> [TASK DETAILS]: Pictures don't belong in the copy; print all the records exactly.

> [RECORDS SHOWN]:
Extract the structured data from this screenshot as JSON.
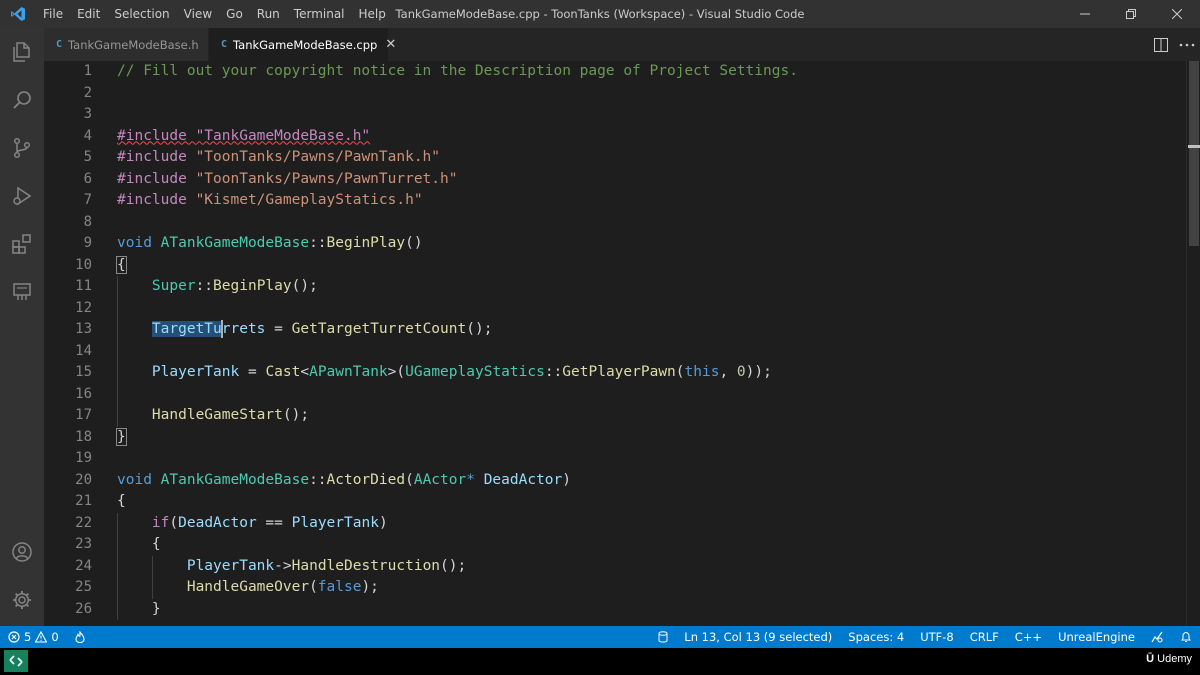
{
  "window": {
    "title": "TankGameModeBase.cpp - ToonTanks (Workspace) - Visual Studio Code",
    "menu": [
      "File",
      "Edit",
      "Selection",
      "View",
      "Go",
      "Run",
      "Terminal",
      "Help"
    ]
  },
  "activity_bar": {
    "top": [
      "explorer-icon",
      "search-icon",
      "source-control-icon",
      "run-debug-icon",
      "extensions-icon",
      "remote-explorer-icon"
    ],
    "bottom": [
      "account-icon",
      "settings-gear-icon"
    ]
  },
  "tabs": [
    {
      "label": "TankGameModeBase.h",
      "icon": "C",
      "active": false
    },
    {
      "label": "TankGameModeBase.cpp",
      "icon": "C",
      "active": true,
      "close": "✕"
    }
  ],
  "editor": {
    "line_numbers": [
      "1",
      "2",
      "3",
      "4",
      "5",
      "6",
      "7",
      "8",
      "9",
      "10",
      "11",
      "12",
      "13",
      "14",
      "15",
      "16",
      "17",
      "18",
      "19",
      "20",
      "21",
      "22",
      "23",
      "24",
      "25",
      "26"
    ],
    "lines": [
      {
        "tokens": [
          {
            "t": "// Fill out your copyright notice in the Description page of Project Settings.",
            "c": "comment"
          }
        ]
      },
      {
        "tokens": []
      },
      {
        "tokens": []
      },
      {
        "tokens": [
          {
            "t": "#include \"TankGameModeBase.h\"",
            "c": "pp",
            "squiggle": true
          }
        ]
      },
      {
        "tokens": [
          {
            "t": "#include ",
            "c": "pp"
          },
          {
            "t": "\"ToonTanks/Pawns/PawnTank.h\"",
            "c": "str"
          }
        ]
      },
      {
        "tokens": [
          {
            "t": "#include ",
            "c": "pp"
          },
          {
            "t": "\"ToonTanks/Pawns/PawnTurret.h\"",
            "c": "str"
          }
        ]
      },
      {
        "tokens": [
          {
            "t": "#include ",
            "c": "pp"
          },
          {
            "t": "\"Kismet/GameplayStatics.h\"",
            "c": "str"
          }
        ]
      },
      {
        "tokens": []
      },
      {
        "tokens": [
          {
            "t": "void",
            "c": "kw"
          },
          {
            "t": " ",
            "c": "plain"
          },
          {
            "t": "ATankGameModeBase",
            "c": "type"
          },
          {
            "t": "::",
            "c": "plain"
          },
          {
            "t": "BeginPlay",
            "c": "fn"
          },
          {
            "t": "()",
            "c": "plain"
          }
        ]
      },
      {
        "tokens": [
          {
            "t": "{",
            "c": "plain",
            "box": true
          }
        ]
      },
      {
        "indent": 1,
        "tokens": [
          {
            "t": "    ",
            "c": "plain"
          },
          {
            "t": "Super",
            "c": "type"
          },
          {
            "t": "::",
            "c": "plain"
          },
          {
            "t": "BeginPlay",
            "c": "fn"
          },
          {
            "t": "();",
            "c": "plain"
          }
        ]
      },
      {
        "indent": 1,
        "tokens": []
      },
      {
        "indent": 1,
        "tokens": [
          {
            "t": "    ",
            "c": "plain"
          },
          {
            "t": "TargetTu",
            "c": "var",
            "sel": true
          },
          {
            "t": "",
            "c": "plain",
            "cursor": true
          },
          {
            "t": "rrets",
            "c": "var"
          },
          {
            "t": " = ",
            "c": "plain"
          },
          {
            "t": "GetTargetTurretCount",
            "c": "fn"
          },
          {
            "t": "();",
            "c": "plain"
          }
        ]
      },
      {
        "indent": 1,
        "tokens": []
      },
      {
        "indent": 1,
        "tokens": [
          {
            "t": "    ",
            "c": "plain"
          },
          {
            "t": "PlayerTank",
            "c": "var"
          },
          {
            "t": " = ",
            "c": "plain"
          },
          {
            "t": "Cast",
            "c": "fn"
          },
          {
            "t": "<",
            "c": "plain"
          },
          {
            "t": "APawnTank",
            "c": "type"
          },
          {
            "t": ">(",
            "c": "plain"
          },
          {
            "t": "UGameplayStatics",
            "c": "type"
          },
          {
            "t": "::",
            "c": "plain"
          },
          {
            "t": "GetPlayerPawn",
            "c": "fn"
          },
          {
            "t": "(",
            "c": "plain"
          },
          {
            "t": "this",
            "c": "kw"
          },
          {
            "t": ", ",
            "c": "plain"
          },
          {
            "t": "0",
            "c": "num"
          },
          {
            "t": "));",
            "c": "plain"
          }
        ]
      },
      {
        "indent": 1,
        "tokens": []
      },
      {
        "indent": 1,
        "tokens": [
          {
            "t": "    ",
            "c": "plain"
          },
          {
            "t": "HandleGameStart",
            "c": "fn"
          },
          {
            "t": "();",
            "c": "plain"
          }
        ]
      },
      {
        "tokens": [
          {
            "t": "}",
            "c": "plain",
            "box": true
          }
        ]
      },
      {
        "tokens": []
      },
      {
        "tokens": [
          {
            "t": "void",
            "c": "kw"
          },
          {
            "t": " ",
            "c": "plain"
          },
          {
            "t": "ATankGameModeBase",
            "c": "type"
          },
          {
            "t": "::",
            "c": "plain"
          },
          {
            "t": "ActorDied",
            "c": "fn"
          },
          {
            "t": "(",
            "c": "plain"
          },
          {
            "t": "AActor",
            "c": "type"
          },
          {
            "t": "* ",
            "c": "kw"
          },
          {
            "t": "DeadActor",
            "c": "var"
          },
          {
            "t": ")",
            "c": "plain"
          }
        ]
      },
      {
        "tokens": [
          {
            "t": "{",
            "c": "plain"
          }
        ]
      },
      {
        "indent": 1,
        "tokens": [
          {
            "t": "    ",
            "c": "plain"
          },
          {
            "t": "if",
            "c": "pp"
          },
          {
            "t": "(",
            "c": "plain"
          },
          {
            "t": "DeadActor",
            "c": "var"
          },
          {
            "t": " == ",
            "c": "plain"
          },
          {
            "t": "PlayerTank",
            "c": "var"
          },
          {
            "t": ")",
            "c": "plain"
          }
        ]
      },
      {
        "indent": 1,
        "tokens": [
          {
            "t": "    {",
            "c": "plain"
          }
        ]
      },
      {
        "indent": 2,
        "tokens": [
          {
            "t": "        ",
            "c": "plain"
          },
          {
            "t": "PlayerTank",
            "c": "var"
          },
          {
            "t": "->",
            "c": "plain"
          },
          {
            "t": "HandleDestruction",
            "c": "fn"
          },
          {
            "t": "();",
            "c": "plain"
          }
        ]
      },
      {
        "indent": 2,
        "tokens": [
          {
            "t": "        ",
            "c": "plain"
          },
          {
            "t": "HandleGameOver",
            "c": "fn"
          },
          {
            "t": "(",
            "c": "plain"
          },
          {
            "t": "false",
            "c": "kw"
          },
          {
            "t": ");",
            "c": "plain"
          }
        ]
      },
      {
        "indent": 1,
        "tokens": [
          {
            "t": "    }",
            "c": "plain"
          }
        ]
      }
    ]
  },
  "status_bar": {
    "errors": "5",
    "warnings": "0",
    "position": "Ln 13, Col 13 (9 selected)",
    "spaces": "Spaces: 4",
    "encoding": "UTF-8",
    "eol": "CRLF",
    "language": "C++",
    "config": "UnrealEngine"
  },
  "bottom": {
    "brand": "Udemy"
  },
  "colors": {
    "accent": "#007acc",
    "editor_bg": "#1e1e1e"
  }
}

> [WRITTEN SOLUTION]:
Extract the structured data from this screenshot as JSON.
{
  "window": {
    "title": "TankGameModeBase.cpp - ToonTanks (Workspace) - Visual Studio Code",
    "menu": [
      "File",
      "Edit",
      "Selection",
      "View",
      "Go",
      "Run",
      "Terminal",
      "Help"
    ]
  },
  "activity_bar": {
    "top": [
      "explorer-icon",
      "search-icon",
      "source-control-icon",
      "run-debug-icon",
      "extensions-icon",
      "remote-explorer-icon"
    ],
    "bottom": [
      "account-icon",
      "settings-gear-icon"
    ]
  },
  "tabs": [
    {
      "label": "TankGameModeBase.h",
      "icon": "C",
      "active": false
    },
    {
      "label": "TankGameModeBase.cpp",
      "icon": "C",
      "active": true,
      "close": "✕"
    }
  ],
  "editor": {
    "line_numbers": [
      "1",
      "2",
      "3",
      "4",
      "5",
      "6",
      "7",
      "8",
      "9",
      "10",
      "11",
      "12",
      "13",
      "14",
      "15",
      "16",
      "17",
      "18",
      "19",
      "20",
      "21",
      "22",
      "23",
      "24",
      "25",
      "26"
    ],
    "lines": [
      {
        "tokens": [
          {
            "t": "// Fill out your copyright notice in the Description page of Project Settings.",
            "c": "comment"
          }
        ]
      },
      {
        "tokens": []
      },
      {
        "tokens": []
      },
      {
        "tokens": [
          {
            "t": "#include \"TankGameModeBase.h\"",
            "c": "pp",
            "squiggle": true
          }
        ]
      },
      {
        "tokens": [
          {
            "t": "#include ",
            "c": "pp"
          },
          {
            "t": "\"ToonTanks/Pawns/PawnTank.h\"",
            "c": "str"
          }
        ]
      },
      {
        "tokens": [
          {
            "t": "#include ",
            "c": "pp"
          },
          {
            "t": "\"ToonTanks/Pawns/PawnTurret.h\"",
            "c": "str"
          }
        ]
      },
      {
        "tokens": [
          {
            "t": "#include ",
            "c": "pp"
          },
          {
            "t": "\"Kismet/GameplayStatics.h\"",
            "c": "str"
          }
        ]
      },
      {
        "tokens": []
      },
      {
        "tokens": [
          {
            "t": "void",
            "c": "kw"
          },
          {
            "t": " ",
            "c": "plain"
          },
          {
            "t": "ATankGameModeBase",
            "c": "type"
          },
          {
            "t": "::",
            "c": "plain"
          },
          {
            "t": "BeginPlay",
            "c": "fn"
          },
          {
            "t": "()",
            "c": "plain"
          }
        ]
      },
      {
        "tokens": [
          {
            "t": "{",
            "c": "plain",
            "box": true
          }
        ]
      },
      {
        "indent": 1,
        "tokens": [
          {
            "t": "    ",
            "c": "plain"
          },
          {
            "t": "Super",
            "c": "type"
          },
          {
            "t": "::",
            "c": "plain"
          },
          {
            "t": "BeginPlay",
            "c": "fn"
          },
          {
            "t": "();",
            "c": "plain"
          }
        ]
      },
      {
        "indent": 1,
        "tokens": []
      },
      {
        "indent": 1,
        "tokens": [
          {
            "t": "    ",
            "c": "plain"
          },
          {
            "t": "TargetTu",
            "c": "var",
            "sel": true
          },
          {
            "t": "",
            "c": "plain",
            "cursor": true
          },
          {
            "t": "rrets",
            "c": "var"
          },
          {
            "t": " = ",
            "c": "plain"
          },
          {
            "t": "GetTargetTurretCount",
            "c": "fn"
          },
          {
            "t": "();",
            "c": "plain"
          }
        ]
      },
      {
        "indent": 1,
        "tokens": []
      },
      {
        "indent": 1,
        "tokens": [
          {
            "t": "    ",
            "c": "plain"
          },
          {
            "t": "PlayerTank",
            "c": "var"
          },
          {
            "t": " = ",
            "c": "plain"
          },
          {
            "t": "Cast",
            "c": "fn"
          },
          {
            "t": "<",
            "c": "plain"
          },
          {
            "t": "APawnTank",
            "c": "type"
          },
          {
            "t": ">(",
            "c": "plain"
          },
          {
            "t": "UGameplayStatics",
            "c": "type"
          },
          {
            "t": "::",
            "c": "plain"
          },
          {
            "t": "GetPlayerPawn",
            "c": "fn"
          },
          {
            "t": "(",
            "c": "plain"
          },
          {
            "t": "this",
            "c": "kw"
          },
          {
            "t": ", ",
            "c": "plain"
          },
          {
            "t": "0",
            "c": "num"
          },
          {
            "t": "));",
            "c": "plain"
          }
        ]
      },
      {
        "indent": 1,
        "tokens": []
      },
      {
        "indent": 1,
        "tokens": [
          {
            "t": "    ",
            "c": "plain"
          },
          {
            "t": "HandleGameStart",
            "c": "fn"
          },
          {
            "t": "();",
            "c": "plain"
          }
        ]
      },
      {
        "tokens": [
          {
            "t": "}",
            "c": "plain",
            "box": true
          }
        ]
      },
      {
        "tokens": []
      },
      {
        "tokens": [
          {
            "t": "void",
            "c": "kw"
          },
          {
            "t": " ",
            "c": "plain"
          },
          {
            "t": "ATankGameModeBase",
            "c": "type"
          },
          {
            "t": "::",
            "c": "plain"
          },
          {
            "t": "ActorDied",
            "c": "fn"
          },
          {
            "t": "(",
            "c": "plain"
          },
          {
            "t": "AActor",
            "c": "type"
          },
          {
            "t": "* ",
            "c": "kw"
          },
          {
            "t": "DeadActor",
            "c": "var"
          },
          {
            "t": ")",
            "c": "plain"
          }
        ]
      },
      {
        "tokens": [
          {
            "t": "{",
            "c": "plain"
          }
        ]
      },
      {
        "indent": 1,
        "tokens": [
          {
            "t": "    ",
            "c": "plain"
          },
          {
            "t": "if",
            "c": "pp"
          },
          {
            "t": "(",
            "c": "plain"
          },
          {
            "t": "DeadActor",
            "c": "var"
          },
          {
            "t": " == ",
            "c": "plain"
          },
          {
            "t": "PlayerTank",
            "c": "var"
          },
          {
            "t": ")",
            "c": "plain"
          }
        ]
      },
      {
        "indent": 1,
        "tokens": [
          {
            "t": "    {",
            "c": "plain"
          }
        ]
      },
      {
        "indent": 2,
        "tokens": [
          {
            "t": "        ",
            "c": "plain"
          },
          {
            "t": "PlayerTank",
            "c": "var"
          },
          {
            "t": "->",
            "c": "plain"
          },
          {
            "t": "HandleDestruction",
            "c": "fn"
          },
          {
            "t": "();",
            "c": "plain"
          }
        ]
      },
      {
        "indent": 2,
        "tokens": [
          {
            "t": "        ",
            "c": "plain"
          },
          {
            "t": "HandleGameOver",
            "c": "fn"
          },
          {
            "t": "(",
            "c": "plain"
          },
          {
            "t": "false",
            "c": "kw"
          },
          {
            "t": ");",
            "c": "plain"
          }
        ]
      },
      {
        "indent": 1,
        "tokens": [
          {
            "t": "    }",
            "c": "plain"
          }
        ]
      }
    ]
  },
  "status_bar": {
    "errors": "5",
    "warnings": "0",
    "position": "Ln 13, Col 13 (9 selected)",
    "spaces": "Spaces: 4",
    "encoding": "UTF-8",
    "eol": "CRLF",
    "language": "C++",
    "config": "UnrealEngine"
  },
  "bottom": {
    "brand": "Udemy"
  },
  "colors": {
    "accent": "#007acc",
    "editor_bg": "#1e1e1e"
  }
}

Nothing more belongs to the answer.